Reproduce every record below exactly as written, but leave out any pictures.

■ Stored records:
○ ○ ○ ○

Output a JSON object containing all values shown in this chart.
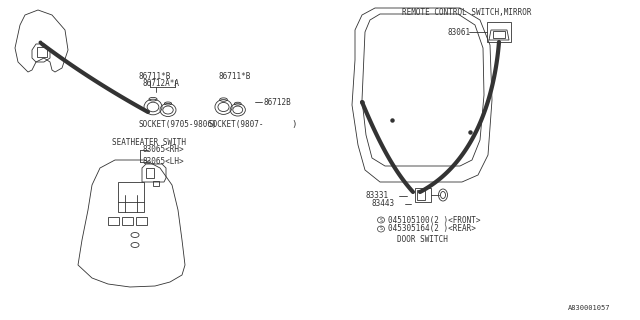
{
  "bg_color": "#ffffff",
  "lc": "#333333",
  "tlw": 0.6,
  "thklw": 3.0,
  "fs": 5.5,
  "labels": {
    "remote_control": "REMOTE CONTROL SWITCH,MIRROR",
    "socket_9705": "SOCKET(9705-9806)",
    "socket_9807": "SOCKET(9807-",
    "seatheater": "SEATHEATER SWITH",
    "door_switch": "DOOR SWITCH",
    "p86711B_1": "86711*B",
    "p86711B_2": "86711*B",
    "p86712A": "86712A*A",
    "p86712B": "86712B",
    "p83061": "83061",
    "p83065rh": "83065<RH>",
    "p83065lh": "83065<LH>",
    "p83331": "83331",
    "p83443": "83443",
    "screw1": "S 045105100(2 )<FRONT>",
    "screw2": "S 045305164(2 )<REAR>",
    "ref": "A830001057",
    "gt": ")"
  }
}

○ ○ ○ ○

■ Exercise solution:
Output a JSON object containing all values shown in this chart.
{
  "bg_color": "#ffffff",
  "lc": "#333333",
  "tlw": 0.6,
  "thklw": 3.0,
  "fs": 5.5,
  "labels": {
    "remote_control": "REMOTE CONTROL SWITCH,MIRROR",
    "socket_9705": "SOCKET(9705-9806)",
    "socket_9807": "SOCKET(9807-",
    "seatheater": "SEATHEATER SWITH",
    "door_switch": "DOOR SWITCH",
    "p86711B_1": "86711*B",
    "p86711B_2": "86711*B",
    "p86712A": "86712A*A",
    "p86712B": "86712B",
    "p83061": "83061",
    "p83065rh": "83065<RH>",
    "p83065lh": "83065<LH>",
    "p83331": "83331",
    "p83443": "83443",
    "screw1": "S 045105100(2 )<FRONT>",
    "screw2": "S 045305164(2 )<REAR>",
    "ref": "A830001057",
    "gt": ")"
  }
}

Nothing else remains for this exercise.